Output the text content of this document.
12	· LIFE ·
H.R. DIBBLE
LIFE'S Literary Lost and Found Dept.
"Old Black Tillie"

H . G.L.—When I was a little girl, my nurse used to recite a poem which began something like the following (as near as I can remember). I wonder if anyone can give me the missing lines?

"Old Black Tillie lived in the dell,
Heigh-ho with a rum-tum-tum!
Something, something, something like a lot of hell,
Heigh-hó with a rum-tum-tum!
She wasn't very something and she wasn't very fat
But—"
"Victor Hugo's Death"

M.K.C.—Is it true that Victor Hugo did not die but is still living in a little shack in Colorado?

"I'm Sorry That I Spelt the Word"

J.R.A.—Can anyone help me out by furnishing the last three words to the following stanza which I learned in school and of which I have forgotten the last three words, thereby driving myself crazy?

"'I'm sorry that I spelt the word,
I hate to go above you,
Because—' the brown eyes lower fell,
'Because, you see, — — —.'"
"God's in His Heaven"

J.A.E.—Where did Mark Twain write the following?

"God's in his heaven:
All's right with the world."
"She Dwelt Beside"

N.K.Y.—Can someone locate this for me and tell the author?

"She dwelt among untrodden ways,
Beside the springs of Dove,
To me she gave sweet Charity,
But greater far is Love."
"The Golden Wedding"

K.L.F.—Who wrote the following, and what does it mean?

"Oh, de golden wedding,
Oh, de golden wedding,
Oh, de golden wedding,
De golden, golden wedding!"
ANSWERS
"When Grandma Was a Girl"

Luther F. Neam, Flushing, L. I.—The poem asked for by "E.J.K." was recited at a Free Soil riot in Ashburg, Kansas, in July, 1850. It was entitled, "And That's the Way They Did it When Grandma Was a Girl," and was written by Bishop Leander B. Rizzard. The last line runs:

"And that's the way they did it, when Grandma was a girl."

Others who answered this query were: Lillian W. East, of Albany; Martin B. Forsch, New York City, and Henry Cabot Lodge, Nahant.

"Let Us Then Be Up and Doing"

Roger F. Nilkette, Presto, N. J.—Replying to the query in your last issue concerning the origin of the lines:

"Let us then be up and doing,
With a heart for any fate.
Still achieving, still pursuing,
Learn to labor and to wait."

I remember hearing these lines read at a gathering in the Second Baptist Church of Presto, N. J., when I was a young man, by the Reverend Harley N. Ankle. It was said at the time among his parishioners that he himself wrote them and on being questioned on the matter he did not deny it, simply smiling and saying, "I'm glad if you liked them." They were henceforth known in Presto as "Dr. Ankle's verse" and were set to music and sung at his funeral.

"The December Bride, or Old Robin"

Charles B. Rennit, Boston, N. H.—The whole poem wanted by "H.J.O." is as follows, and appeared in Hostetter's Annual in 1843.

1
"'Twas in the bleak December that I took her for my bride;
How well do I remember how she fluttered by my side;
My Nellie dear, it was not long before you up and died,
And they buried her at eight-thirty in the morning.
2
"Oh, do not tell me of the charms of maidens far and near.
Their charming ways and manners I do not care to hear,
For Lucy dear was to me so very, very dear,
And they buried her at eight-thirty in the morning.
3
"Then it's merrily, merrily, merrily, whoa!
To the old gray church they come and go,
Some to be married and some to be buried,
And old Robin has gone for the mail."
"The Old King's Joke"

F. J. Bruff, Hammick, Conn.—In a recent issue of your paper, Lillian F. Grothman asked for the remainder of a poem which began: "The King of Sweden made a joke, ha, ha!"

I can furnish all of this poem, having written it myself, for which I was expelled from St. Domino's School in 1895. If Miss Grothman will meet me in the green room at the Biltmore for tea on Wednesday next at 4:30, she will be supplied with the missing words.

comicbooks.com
========================
WHAT YOU SHOULD DO — Set down the listing above in full, please, exactly as it appears.

COMPLETE RESPONSE —
Output the text content of this document.
12	· LIFE ·
H.R. DIBBLE
LIFE'S Literary Lost and Found Dept.
"Old Black Tillie"

H . G.L.—When I was a little girl, my nurse used to recite a poem which began something like the following (as near as I can remember). I wonder if anyone can give me the missing lines?

"Old Black Tillie lived in the dell,
Heigh-ho with a rum-tum-tum!
Something, something, something like a lot of hell,
Heigh-hó with a rum-tum-tum!
She wasn't very something and she wasn't very fat
But—"
"Victor Hugo's Death"

M.K.C.—Is it true that Victor Hugo did not die but is still living in a little shack in Colorado?

"I'm Sorry That I Spelt the Word"

J.R.A.—Can anyone help me out by furnishing the last three words to the following stanza which I learned in school and of which I have forgotten the last three words, thereby driving myself crazy?

"'I'm sorry that I spelt the word,
I hate to go above you,
Because—' the brown eyes lower fell,
'Because, you see, — — —.'"
"God's in His Heaven"

J.A.E.—Where did Mark Twain write the following?

"God's in his heaven:
All's right with the world."
"She Dwelt Beside"

N.K.Y.—Can someone locate this for me and tell the author?

"She dwelt among untrodden ways,
Beside the springs of Dove,
To me she gave sweet Charity,
But greater far is Love."
"The Golden Wedding"

K.L.F.—Who wrote the following, and what does it mean?

"Oh, de golden wedding,
Oh, de golden wedding,
Oh, de golden wedding,
De golden, golden wedding!"
ANSWERS
"When Grandma Was a Girl"

Luther F. Neam, Flushing, L. I.—The poem asked for by "E.J.K." was recited at a Free Soil riot in Ashburg, Kansas, in July, 1850. It was entitled, "And That's the Way They Did it When Grandma Was a Girl," and was written by Bishop Leander B. Rizzard. The last line runs:

"And that's the way they did it, when Grandma was a girl."

Others who answered this query were: Lillian W. East, of Albany; Martin B. Forsch, New York City, and Henry Cabot Lodge, Nahant.

"Let Us Then Be Up and Doing"

Roger F. Nilkette, Presto, N. J.—Replying to the query in your last issue concerning the origin of the lines:

"Let us then be up and doing,
With a heart for any fate.
Still achieving, still pursuing,
Learn to labor and to wait."

I remember hearing these lines read at a gathering in the Second Baptist Church of Presto, N. J., when I was a young man, by the Reverend Harley N. Ankle. It was said at the time among his parishioners that he himself wrote them and on being questioned on the matter he did not deny it, simply smiling and saying, "I'm glad if you liked them." They were henceforth known in Presto as "Dr. Ankle's verse" and were set to music and sung at his funeral.

"The December Bride, or Old Robin"

Charles B. Rennit, Boston, N. H.—The whole poem wanted by "H.J.O." is as follows, and appeared in Hostetter's Annual in 1843.

1
"'Twas in the bleak December that I took her for my bride;
How well do I remember how she fluttered by my side;
My Nellie dear, it was not long before you up and died,
And they buried her at eight-thirty in the morning.
2
"Oh, do not tell me of the charms of maidens far and near.
Their charming ways and manners I do not care to hear,
For Lucy dear was to me so very, very dear,
And they buried her at eight-thirty in the morning.
3
"Then it's merrily, merrily, merrily, whoa!
To the old gray church they come and go,
Some to be married and some to be buried,
And old Robin has gone for the mail."
"The Old King's Joke"

F. J. Bruff, Hammick, Conn.—In a recent issue of your paper, Lillian F. Grothman asked for the remainder of a poem which began: "The King of Sweden made a joke, ha, ha!"

I can furnish all of this poem, having written it myself, for which I was expelled from St. Domino's School in 1895. If Miss Grothman will meet me in the green room at the Biltmore for tea on Wednesday next at 4:30, she will be supplied with the missing words.

comicbooks.com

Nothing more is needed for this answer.